Task goal: Provide only the number of lines in the data below that contain the word "dzieckiem".

** BEGIN **

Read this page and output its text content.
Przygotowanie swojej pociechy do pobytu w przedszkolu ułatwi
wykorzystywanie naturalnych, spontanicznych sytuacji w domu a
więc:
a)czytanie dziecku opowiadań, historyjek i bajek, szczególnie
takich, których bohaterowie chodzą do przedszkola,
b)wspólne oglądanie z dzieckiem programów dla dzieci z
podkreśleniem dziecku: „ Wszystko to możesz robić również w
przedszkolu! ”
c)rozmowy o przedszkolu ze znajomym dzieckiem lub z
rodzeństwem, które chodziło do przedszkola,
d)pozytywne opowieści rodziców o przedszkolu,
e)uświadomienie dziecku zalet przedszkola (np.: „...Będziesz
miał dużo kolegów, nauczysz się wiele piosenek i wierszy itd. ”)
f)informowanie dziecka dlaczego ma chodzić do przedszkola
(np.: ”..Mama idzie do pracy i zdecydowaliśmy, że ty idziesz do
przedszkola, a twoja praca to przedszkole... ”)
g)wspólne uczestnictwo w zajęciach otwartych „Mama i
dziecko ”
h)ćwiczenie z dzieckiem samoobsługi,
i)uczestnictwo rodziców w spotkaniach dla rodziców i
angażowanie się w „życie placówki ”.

** END **

Task response: 3